--- begin Extracted material ---

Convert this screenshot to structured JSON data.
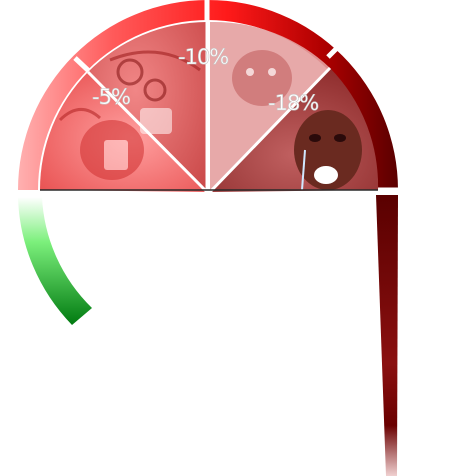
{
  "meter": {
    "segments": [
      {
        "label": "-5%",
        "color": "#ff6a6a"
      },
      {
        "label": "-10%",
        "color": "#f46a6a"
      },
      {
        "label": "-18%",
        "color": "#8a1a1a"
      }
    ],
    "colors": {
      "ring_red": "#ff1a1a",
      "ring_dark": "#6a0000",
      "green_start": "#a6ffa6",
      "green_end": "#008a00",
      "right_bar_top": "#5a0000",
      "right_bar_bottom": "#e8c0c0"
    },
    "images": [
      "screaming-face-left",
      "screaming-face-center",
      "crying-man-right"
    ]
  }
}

--- end Extracted material ---
--- begin Extracted material ---

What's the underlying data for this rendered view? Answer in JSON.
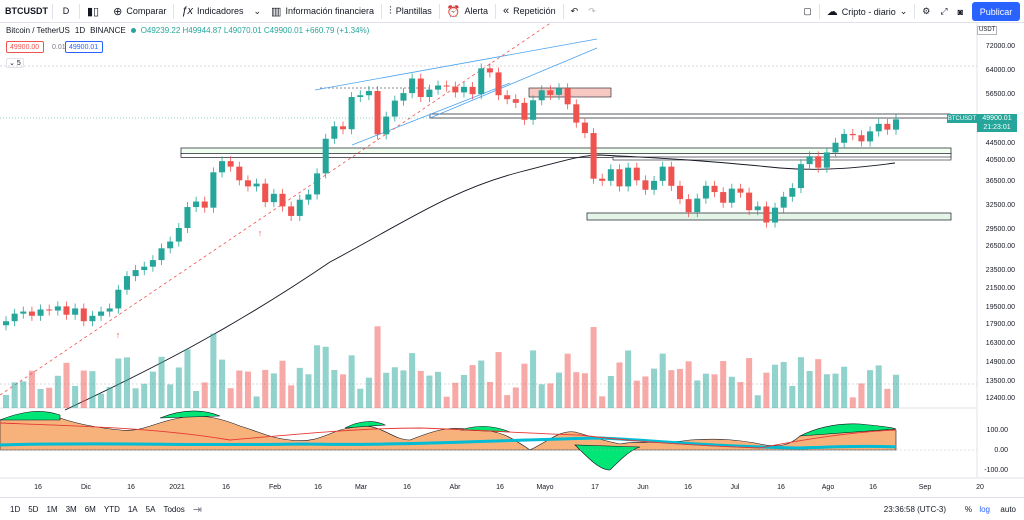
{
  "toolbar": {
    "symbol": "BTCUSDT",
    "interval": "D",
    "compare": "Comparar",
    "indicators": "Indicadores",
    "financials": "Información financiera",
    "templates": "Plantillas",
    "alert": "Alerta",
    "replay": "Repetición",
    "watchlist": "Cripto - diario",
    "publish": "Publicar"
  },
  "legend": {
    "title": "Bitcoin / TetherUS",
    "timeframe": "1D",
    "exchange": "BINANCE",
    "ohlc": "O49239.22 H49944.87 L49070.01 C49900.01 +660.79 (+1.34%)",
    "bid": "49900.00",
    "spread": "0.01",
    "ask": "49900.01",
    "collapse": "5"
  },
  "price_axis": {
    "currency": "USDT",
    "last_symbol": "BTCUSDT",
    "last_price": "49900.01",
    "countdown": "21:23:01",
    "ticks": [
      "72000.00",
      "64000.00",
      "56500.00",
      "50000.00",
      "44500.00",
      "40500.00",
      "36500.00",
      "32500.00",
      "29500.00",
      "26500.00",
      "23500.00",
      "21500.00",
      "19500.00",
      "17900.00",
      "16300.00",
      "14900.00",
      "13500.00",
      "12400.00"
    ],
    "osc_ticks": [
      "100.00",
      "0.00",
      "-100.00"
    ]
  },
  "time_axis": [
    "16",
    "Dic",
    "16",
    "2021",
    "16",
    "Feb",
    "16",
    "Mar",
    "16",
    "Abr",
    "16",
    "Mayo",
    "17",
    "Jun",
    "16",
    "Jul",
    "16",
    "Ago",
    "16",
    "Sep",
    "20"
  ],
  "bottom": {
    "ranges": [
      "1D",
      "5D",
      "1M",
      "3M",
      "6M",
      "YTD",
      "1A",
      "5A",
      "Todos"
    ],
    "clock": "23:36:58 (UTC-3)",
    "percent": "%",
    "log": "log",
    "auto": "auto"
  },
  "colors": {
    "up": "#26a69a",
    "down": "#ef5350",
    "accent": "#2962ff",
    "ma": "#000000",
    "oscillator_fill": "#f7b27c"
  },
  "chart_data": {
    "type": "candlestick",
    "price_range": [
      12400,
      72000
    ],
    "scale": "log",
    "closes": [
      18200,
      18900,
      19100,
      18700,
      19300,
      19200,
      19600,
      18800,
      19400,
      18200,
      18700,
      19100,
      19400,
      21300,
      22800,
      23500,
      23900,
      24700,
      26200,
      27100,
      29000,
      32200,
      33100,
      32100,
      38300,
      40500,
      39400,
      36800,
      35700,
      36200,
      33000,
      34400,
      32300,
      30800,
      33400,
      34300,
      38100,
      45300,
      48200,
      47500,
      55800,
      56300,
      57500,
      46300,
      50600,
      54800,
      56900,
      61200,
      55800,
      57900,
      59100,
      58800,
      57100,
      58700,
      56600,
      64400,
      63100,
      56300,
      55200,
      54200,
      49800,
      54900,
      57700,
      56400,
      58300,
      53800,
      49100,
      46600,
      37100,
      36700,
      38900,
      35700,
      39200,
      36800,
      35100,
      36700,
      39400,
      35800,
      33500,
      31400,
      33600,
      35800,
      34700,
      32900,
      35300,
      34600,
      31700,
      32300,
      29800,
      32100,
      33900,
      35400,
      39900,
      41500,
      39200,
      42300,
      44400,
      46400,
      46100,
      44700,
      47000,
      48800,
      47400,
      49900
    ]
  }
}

--- end Extracted material ---
--- begin Extracted material ---

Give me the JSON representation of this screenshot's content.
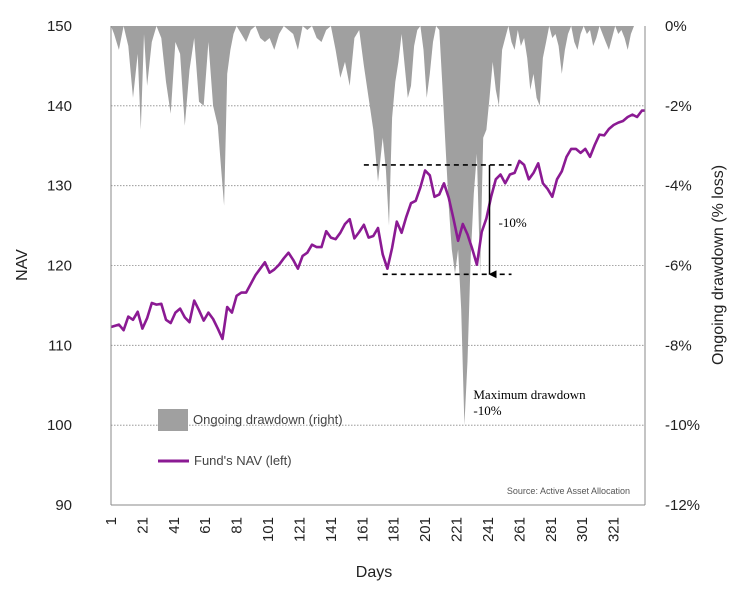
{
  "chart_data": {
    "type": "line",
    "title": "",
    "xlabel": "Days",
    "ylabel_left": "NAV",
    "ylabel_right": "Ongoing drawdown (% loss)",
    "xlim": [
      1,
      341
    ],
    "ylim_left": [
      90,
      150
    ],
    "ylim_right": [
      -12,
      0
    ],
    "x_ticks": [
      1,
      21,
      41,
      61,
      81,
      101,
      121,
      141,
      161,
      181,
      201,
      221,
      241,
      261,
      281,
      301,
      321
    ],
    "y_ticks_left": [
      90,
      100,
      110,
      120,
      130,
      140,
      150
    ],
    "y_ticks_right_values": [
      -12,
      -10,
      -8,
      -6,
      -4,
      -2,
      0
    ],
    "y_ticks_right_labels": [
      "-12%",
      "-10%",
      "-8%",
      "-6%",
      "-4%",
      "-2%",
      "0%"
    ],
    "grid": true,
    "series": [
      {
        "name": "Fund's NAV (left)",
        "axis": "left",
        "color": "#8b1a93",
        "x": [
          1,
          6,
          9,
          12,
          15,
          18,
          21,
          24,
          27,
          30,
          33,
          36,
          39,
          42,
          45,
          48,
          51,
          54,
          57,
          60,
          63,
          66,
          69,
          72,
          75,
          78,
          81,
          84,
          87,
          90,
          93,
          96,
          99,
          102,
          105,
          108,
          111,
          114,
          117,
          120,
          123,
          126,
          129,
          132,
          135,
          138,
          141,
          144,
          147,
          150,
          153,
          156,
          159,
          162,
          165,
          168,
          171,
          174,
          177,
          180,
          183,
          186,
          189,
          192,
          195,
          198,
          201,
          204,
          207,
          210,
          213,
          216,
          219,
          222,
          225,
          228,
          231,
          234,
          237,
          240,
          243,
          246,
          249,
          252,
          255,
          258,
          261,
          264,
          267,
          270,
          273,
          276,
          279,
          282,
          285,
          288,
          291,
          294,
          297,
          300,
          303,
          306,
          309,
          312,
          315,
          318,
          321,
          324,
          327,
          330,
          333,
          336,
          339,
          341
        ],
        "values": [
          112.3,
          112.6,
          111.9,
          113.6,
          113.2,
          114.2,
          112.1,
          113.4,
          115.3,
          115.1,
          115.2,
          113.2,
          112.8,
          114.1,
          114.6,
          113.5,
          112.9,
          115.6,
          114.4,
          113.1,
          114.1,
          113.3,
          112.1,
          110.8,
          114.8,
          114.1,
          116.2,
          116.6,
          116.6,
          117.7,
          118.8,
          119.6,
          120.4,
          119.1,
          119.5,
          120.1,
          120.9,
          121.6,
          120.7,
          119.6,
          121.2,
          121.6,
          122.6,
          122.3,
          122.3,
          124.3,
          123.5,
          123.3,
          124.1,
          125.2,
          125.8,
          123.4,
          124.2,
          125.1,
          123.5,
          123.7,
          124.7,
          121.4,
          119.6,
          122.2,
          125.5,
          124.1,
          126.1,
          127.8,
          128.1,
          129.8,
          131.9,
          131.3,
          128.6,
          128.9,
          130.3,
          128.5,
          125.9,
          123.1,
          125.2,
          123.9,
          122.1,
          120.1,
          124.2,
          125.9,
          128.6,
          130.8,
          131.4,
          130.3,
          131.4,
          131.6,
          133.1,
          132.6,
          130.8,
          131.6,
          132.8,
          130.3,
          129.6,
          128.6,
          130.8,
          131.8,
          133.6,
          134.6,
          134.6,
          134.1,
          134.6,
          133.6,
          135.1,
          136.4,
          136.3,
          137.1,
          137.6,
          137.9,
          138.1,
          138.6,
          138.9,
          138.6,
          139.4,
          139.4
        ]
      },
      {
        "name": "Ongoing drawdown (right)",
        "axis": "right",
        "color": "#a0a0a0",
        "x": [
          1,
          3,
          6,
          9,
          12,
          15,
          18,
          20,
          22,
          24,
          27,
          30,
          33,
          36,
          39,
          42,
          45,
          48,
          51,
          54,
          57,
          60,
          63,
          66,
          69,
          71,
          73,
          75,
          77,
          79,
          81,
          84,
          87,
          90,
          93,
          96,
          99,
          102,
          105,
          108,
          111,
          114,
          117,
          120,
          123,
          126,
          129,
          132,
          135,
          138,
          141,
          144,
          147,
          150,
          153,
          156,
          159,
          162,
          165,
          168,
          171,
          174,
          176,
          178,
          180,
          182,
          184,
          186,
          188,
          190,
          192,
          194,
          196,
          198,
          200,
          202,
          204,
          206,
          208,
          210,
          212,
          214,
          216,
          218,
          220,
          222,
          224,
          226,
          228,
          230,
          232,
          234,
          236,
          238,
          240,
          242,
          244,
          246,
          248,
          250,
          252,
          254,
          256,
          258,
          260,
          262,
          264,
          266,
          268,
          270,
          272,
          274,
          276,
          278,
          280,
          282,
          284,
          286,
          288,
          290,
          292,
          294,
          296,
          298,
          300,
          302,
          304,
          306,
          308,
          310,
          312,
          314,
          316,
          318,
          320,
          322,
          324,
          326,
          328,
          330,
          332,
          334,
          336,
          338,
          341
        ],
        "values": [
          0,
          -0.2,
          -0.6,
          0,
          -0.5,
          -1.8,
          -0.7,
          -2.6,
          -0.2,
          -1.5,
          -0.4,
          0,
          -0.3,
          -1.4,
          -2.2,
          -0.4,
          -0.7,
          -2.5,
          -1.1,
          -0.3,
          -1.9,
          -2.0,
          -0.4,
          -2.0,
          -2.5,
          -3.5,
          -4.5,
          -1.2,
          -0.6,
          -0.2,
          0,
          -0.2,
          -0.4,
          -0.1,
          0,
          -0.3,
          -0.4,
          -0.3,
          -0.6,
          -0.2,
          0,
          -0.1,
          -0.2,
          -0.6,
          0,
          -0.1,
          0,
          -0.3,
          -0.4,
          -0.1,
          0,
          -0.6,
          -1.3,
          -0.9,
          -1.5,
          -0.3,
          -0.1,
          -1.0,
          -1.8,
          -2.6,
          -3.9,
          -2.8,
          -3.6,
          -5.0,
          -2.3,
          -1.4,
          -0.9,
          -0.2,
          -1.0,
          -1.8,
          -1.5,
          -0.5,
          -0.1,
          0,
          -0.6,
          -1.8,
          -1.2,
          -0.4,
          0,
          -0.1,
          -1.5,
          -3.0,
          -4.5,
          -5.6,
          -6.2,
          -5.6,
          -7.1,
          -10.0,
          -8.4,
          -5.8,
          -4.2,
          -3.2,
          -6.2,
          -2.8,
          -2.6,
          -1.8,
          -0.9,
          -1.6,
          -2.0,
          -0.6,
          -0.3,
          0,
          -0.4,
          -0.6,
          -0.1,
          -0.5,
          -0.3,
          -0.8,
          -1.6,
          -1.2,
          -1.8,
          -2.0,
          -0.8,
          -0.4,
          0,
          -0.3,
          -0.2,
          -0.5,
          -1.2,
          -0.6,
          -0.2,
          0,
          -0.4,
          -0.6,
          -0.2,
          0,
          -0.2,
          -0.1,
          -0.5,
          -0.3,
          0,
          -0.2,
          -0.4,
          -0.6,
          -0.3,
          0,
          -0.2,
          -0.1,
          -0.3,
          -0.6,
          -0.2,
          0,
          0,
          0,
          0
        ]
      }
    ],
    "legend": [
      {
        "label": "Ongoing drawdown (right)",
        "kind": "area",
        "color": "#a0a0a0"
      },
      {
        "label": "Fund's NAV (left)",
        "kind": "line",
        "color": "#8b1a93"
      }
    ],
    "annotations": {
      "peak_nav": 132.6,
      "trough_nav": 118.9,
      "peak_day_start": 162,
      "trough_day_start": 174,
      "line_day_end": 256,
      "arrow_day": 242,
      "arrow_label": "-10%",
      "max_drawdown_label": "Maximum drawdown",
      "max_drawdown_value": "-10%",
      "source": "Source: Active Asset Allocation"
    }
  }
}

--- end Extracted material ---

- [The task]
Tally every line of the data that holds the word "face" and write the count alone.

- [Task response]
2